━━ Available records
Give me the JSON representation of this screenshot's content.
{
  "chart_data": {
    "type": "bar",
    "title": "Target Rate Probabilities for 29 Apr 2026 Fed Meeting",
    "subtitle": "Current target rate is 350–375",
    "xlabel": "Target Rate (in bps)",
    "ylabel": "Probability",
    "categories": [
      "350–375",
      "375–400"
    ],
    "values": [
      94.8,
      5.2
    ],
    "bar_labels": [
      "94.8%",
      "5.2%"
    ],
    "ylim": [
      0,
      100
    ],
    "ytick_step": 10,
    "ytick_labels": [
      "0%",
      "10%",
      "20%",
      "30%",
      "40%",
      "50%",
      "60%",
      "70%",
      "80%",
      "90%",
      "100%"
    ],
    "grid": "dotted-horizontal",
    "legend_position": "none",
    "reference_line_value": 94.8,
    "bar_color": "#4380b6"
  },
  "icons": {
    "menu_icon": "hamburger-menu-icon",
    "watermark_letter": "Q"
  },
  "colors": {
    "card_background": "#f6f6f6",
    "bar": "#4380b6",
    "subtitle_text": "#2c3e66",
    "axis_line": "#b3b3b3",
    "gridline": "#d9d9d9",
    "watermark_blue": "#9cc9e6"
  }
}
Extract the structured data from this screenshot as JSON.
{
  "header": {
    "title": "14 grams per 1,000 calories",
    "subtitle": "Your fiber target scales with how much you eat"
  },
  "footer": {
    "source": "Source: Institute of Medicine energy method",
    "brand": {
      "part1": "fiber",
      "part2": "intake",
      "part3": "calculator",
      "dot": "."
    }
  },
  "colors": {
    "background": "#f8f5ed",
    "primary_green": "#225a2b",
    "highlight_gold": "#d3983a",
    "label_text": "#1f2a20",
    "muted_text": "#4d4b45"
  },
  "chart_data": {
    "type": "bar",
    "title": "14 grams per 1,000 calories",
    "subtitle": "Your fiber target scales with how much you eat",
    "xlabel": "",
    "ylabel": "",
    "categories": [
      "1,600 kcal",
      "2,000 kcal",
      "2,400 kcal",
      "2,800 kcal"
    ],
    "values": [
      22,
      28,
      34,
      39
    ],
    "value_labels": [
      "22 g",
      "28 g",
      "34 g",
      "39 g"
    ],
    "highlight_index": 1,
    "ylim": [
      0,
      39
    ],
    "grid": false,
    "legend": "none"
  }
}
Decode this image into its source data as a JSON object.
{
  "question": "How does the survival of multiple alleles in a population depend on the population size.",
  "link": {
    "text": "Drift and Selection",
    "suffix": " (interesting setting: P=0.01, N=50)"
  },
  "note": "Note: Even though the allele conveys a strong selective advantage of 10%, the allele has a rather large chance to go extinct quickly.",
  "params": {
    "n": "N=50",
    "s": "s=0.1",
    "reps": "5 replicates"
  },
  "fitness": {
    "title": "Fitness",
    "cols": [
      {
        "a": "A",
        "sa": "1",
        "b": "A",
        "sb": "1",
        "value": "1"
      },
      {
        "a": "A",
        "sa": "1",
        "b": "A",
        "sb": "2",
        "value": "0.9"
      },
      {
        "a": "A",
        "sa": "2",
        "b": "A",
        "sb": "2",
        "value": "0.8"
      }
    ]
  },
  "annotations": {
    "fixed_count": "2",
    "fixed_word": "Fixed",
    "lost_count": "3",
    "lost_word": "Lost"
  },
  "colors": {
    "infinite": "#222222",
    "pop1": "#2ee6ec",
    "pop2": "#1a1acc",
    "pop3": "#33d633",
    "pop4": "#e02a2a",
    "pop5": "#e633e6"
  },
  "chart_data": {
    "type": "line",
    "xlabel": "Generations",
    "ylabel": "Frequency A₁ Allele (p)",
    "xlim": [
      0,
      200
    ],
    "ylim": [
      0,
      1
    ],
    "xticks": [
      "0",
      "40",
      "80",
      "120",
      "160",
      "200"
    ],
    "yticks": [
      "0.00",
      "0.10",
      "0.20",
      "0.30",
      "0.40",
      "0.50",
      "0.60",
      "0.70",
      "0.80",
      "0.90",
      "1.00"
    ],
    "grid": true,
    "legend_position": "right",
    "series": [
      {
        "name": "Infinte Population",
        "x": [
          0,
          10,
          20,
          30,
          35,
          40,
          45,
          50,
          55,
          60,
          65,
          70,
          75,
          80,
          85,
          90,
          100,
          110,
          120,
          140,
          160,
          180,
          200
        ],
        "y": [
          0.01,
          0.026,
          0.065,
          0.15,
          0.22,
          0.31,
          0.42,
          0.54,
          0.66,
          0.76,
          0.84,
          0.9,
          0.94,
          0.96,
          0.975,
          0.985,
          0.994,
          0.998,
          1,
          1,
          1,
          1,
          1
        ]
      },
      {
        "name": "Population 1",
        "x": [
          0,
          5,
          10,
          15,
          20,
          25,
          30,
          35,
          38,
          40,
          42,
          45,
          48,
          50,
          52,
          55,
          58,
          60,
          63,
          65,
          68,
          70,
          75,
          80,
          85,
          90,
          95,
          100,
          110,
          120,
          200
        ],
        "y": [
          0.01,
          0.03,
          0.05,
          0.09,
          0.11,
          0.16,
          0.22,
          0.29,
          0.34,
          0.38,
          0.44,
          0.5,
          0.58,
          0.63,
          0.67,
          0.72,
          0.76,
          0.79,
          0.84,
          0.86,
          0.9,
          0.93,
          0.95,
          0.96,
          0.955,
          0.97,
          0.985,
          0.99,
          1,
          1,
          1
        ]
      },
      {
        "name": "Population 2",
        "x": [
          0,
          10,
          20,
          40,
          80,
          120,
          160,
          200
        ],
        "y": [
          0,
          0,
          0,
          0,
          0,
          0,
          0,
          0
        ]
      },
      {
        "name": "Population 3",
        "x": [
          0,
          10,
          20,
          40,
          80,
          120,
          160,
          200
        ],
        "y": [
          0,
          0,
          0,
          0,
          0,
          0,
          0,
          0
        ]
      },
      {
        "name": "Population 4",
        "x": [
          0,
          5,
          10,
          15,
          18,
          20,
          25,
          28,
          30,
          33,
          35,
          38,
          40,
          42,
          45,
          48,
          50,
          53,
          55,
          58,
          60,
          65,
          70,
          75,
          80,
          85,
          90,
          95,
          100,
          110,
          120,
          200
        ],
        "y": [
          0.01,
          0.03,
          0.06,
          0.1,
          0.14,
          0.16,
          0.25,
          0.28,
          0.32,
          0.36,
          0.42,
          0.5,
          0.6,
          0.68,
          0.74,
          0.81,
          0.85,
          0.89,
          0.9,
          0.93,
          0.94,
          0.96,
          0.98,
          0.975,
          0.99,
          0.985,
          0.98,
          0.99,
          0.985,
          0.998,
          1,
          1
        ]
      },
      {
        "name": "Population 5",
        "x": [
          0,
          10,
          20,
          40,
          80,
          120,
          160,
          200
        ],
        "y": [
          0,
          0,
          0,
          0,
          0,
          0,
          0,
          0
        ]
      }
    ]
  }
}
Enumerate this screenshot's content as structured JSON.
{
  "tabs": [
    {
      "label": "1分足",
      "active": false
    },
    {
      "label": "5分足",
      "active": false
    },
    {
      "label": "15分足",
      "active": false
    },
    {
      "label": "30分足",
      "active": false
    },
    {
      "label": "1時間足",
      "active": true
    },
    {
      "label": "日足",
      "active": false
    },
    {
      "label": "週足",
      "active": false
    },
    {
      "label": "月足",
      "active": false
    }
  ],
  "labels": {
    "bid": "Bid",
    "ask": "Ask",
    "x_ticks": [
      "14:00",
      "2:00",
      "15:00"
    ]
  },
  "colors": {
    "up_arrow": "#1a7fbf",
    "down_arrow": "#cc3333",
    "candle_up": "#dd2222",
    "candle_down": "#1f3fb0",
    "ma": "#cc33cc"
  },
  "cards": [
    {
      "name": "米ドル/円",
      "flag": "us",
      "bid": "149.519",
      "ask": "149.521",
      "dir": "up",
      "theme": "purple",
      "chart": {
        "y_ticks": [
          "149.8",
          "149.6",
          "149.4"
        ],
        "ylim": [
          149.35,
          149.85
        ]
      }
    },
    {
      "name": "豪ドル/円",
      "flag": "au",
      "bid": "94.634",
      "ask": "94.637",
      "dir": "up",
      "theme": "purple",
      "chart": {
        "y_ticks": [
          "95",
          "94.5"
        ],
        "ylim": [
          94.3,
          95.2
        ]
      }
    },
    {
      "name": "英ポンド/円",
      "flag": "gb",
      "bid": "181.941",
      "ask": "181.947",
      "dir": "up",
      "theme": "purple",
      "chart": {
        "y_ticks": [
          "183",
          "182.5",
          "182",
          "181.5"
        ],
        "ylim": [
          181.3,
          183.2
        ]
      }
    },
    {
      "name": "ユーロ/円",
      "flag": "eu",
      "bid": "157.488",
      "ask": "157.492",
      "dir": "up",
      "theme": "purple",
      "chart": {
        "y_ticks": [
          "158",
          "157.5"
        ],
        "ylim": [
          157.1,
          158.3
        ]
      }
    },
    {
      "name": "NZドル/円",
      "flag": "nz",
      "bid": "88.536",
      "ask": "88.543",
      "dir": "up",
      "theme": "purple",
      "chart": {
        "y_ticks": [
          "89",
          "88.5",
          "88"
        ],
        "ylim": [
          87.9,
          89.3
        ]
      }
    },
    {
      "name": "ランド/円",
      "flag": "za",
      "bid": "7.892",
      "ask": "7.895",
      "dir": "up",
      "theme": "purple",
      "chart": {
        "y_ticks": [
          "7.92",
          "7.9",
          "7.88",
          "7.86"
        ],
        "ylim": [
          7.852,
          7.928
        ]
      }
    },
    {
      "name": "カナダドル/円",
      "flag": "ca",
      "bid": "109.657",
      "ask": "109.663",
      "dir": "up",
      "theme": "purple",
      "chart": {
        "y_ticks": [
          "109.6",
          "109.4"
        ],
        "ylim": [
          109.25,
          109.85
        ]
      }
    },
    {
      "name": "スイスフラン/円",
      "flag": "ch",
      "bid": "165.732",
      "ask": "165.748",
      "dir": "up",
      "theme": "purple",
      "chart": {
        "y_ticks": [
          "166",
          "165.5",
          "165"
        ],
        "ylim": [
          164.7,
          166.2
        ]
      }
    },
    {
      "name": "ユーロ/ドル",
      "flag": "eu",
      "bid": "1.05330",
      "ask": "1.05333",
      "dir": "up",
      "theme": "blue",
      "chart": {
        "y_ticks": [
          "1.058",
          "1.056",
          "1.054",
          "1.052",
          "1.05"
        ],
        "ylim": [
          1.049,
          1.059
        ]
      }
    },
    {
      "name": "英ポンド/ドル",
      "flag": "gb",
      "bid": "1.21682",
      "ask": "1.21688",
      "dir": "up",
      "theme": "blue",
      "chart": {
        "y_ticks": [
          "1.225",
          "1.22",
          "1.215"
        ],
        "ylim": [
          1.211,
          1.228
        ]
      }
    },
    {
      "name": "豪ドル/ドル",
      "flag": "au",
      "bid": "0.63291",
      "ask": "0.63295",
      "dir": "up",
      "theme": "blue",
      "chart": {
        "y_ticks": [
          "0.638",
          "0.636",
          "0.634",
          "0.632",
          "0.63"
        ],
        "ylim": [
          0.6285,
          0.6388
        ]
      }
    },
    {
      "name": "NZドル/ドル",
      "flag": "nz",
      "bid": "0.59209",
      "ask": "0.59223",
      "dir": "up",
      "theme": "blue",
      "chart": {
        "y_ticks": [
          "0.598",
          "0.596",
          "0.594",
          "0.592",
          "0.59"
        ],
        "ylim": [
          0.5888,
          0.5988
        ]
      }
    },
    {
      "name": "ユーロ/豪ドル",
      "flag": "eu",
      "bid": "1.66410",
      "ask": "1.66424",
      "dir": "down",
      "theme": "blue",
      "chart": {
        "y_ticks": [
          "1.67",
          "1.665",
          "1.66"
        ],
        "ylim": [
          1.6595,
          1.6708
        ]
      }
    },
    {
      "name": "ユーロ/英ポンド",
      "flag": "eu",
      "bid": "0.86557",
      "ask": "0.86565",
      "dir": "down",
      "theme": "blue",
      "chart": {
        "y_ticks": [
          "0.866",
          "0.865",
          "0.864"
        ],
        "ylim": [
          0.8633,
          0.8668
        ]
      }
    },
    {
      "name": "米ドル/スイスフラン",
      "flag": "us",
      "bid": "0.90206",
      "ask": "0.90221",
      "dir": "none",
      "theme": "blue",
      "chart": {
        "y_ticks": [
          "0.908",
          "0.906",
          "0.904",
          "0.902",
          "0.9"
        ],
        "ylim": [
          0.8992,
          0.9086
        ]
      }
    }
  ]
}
━━━━
> _Task prompt_: Find the lines above holding the word "much" and show them.

> _Output for this task_:
    "subtitle": "Your fiber target scales with how much you eat"
    "subtitle": "Your fiber target scales with how much you eat",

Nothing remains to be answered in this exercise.